◆ Aim:
Find the lines that hold "this". Report only how many there are.

◆ Provided data:
>>>>
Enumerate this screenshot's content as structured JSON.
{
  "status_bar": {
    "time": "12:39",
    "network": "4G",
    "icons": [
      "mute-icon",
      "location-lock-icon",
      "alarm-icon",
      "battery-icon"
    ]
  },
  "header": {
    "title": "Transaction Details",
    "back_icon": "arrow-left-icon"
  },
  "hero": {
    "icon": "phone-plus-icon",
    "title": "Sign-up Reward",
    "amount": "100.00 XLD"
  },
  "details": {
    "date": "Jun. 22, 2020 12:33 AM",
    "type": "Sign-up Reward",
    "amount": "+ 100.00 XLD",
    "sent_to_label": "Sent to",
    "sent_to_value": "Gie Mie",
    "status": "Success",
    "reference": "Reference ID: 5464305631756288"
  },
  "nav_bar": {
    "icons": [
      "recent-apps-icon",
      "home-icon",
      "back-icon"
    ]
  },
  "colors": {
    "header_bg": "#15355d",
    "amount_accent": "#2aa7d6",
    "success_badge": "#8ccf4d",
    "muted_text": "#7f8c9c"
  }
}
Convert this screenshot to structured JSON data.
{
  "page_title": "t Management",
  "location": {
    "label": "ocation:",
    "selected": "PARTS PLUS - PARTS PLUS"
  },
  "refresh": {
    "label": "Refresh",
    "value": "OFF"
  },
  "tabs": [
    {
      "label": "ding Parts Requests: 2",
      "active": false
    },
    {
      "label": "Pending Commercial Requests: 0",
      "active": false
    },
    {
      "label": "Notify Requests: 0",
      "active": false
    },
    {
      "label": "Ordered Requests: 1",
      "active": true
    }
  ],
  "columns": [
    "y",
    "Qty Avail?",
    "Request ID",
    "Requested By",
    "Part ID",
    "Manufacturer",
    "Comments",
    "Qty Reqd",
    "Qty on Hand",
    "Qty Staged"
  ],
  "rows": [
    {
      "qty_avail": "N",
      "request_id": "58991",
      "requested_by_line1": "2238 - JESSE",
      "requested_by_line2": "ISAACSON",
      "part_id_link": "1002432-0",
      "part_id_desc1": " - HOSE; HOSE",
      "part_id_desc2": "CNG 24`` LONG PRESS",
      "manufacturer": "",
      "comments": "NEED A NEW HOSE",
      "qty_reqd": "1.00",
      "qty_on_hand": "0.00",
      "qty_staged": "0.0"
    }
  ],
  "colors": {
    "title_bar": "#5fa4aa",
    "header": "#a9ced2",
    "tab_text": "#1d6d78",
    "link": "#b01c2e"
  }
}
<<<<
◆ Answer:
2